## [AIM]
Scan the records for the string "Black"; copy each line where it occurs.

Excerpts from a figure dataset:
──────

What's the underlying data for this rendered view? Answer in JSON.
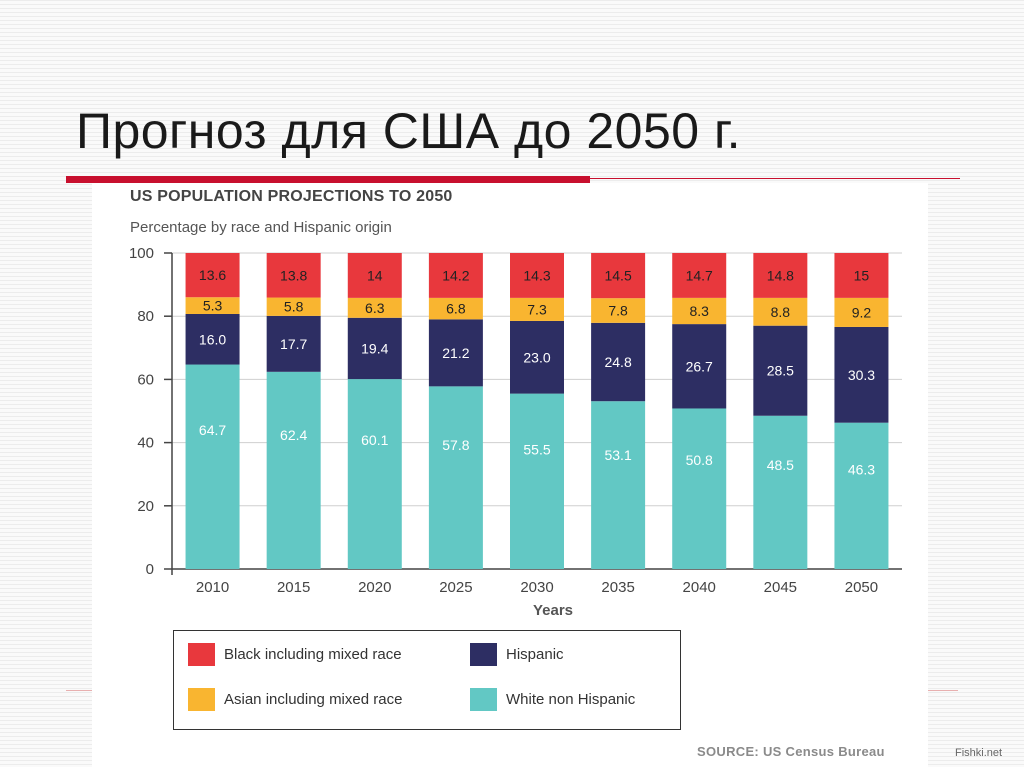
{
  "slide": {
    "title": "Прогноз для США до 2050 г."
  },
  "source": "SOURCE: US Census Bureau",
  "watermark": "Fishki.net",
  "chart_data": {
    "type": "bar",
    "stacked": true,
    "title": "US POPULATION PROJECTIONS TO 2050",
    "subtitle": "Percentage by race and Hispanic origin",
    "xlabel": "Years",
    "ylabel": "",
    "ylim": [
      0,
      100
    ],
    "yticks": [
      0,
      20,
      40,
      60,
      80,
      100
    ],
    "grid": true,
    "categories": [
      "2010",
      "2015",
      "2020",
      "2025",
      "2030",
      "2035",
      "2040",
      "2045",
      "2050"
    ],
    "series": [
      {
        "name": "White non Hispanic",
        "color": "#62c8c4",
        "label_color": "#ffffff",
        "values": [
          64.7,
          62.4,
          60.1,
          57.8,
          55.5,
          53.1,
          50.8,
          48.5,
          46.3
        ],
        "labels": [
          "64.7",
          "62.4",
          "60.1",
          "57.8",
          "55.5",
          "53.1",
          "50.8",
          "48.5",
          "46.3"
        ]
      },
      {
        "name": "Hispanic",
        "color": "#2d2e63",
        "label_color": "#ffffff",
        "values": [
          16.0,
          17.7,
          19.4,
          21.2,
          23.0,
          24.8,
          26.7,
          28.5,
          30.3
        ],
        "labels": [
          "16.0",
          "17.7",
          "19.4",
          "21.2",
          "23.0",
          "24.8",
          "26.7",
          "28.5",
          "30.3"
        ]
      },
      {
        "name": "Asian including mixed race",
        "color": "#f9b530",
        "label_color": "#222222",
        "values": [
          5.3,
          5.8,
          6.3,
          6.8,
          7.3,
          7.8,
          8.3,
          8.8,
          9.2
        ],
        "labels": [
          "5.3",
          "5.8",
          "6.3",
          "6.8",
          "7.3",
          "7.8",
          "8.3",
          "8.8",
          "9.2"
        ]
      },
      {
        "name": "Black including mixed race",
        "color": "#e8383d",
        "label_color": "#222222",
        "values": [
          13.6,
          13.8,
          14,
          14.2,
          14.3,
          14.5,
          14.7,
          14.8,
          15
        ],
        "labels": [
          "13.6",
          "13.8",
          "14",
          "14.2",
          "14.3",
          "14.5",
          "14.7",
          "14.8",
          "15"
        ]
      }
    ],
    "legend": {
      "placement": "bottom",
      "entries": [
        {
          "name": "Black including mixed race",
          "color": "#e8383d"
        },
        {
          "name": "Hispanic",
          "color": "#2d2e63"
        },
        {
          "name": "Asian including mixed race",
          "color": "#f9b530"
        },
        {
          "name": "White non Hispanic",
          "color": "#62c8c4"
        }
      ]
    }
  }
}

──────

## [EXERCISE SOLUTION]
        "name": "Black including mixed race",
          "name": "Black including mixed race",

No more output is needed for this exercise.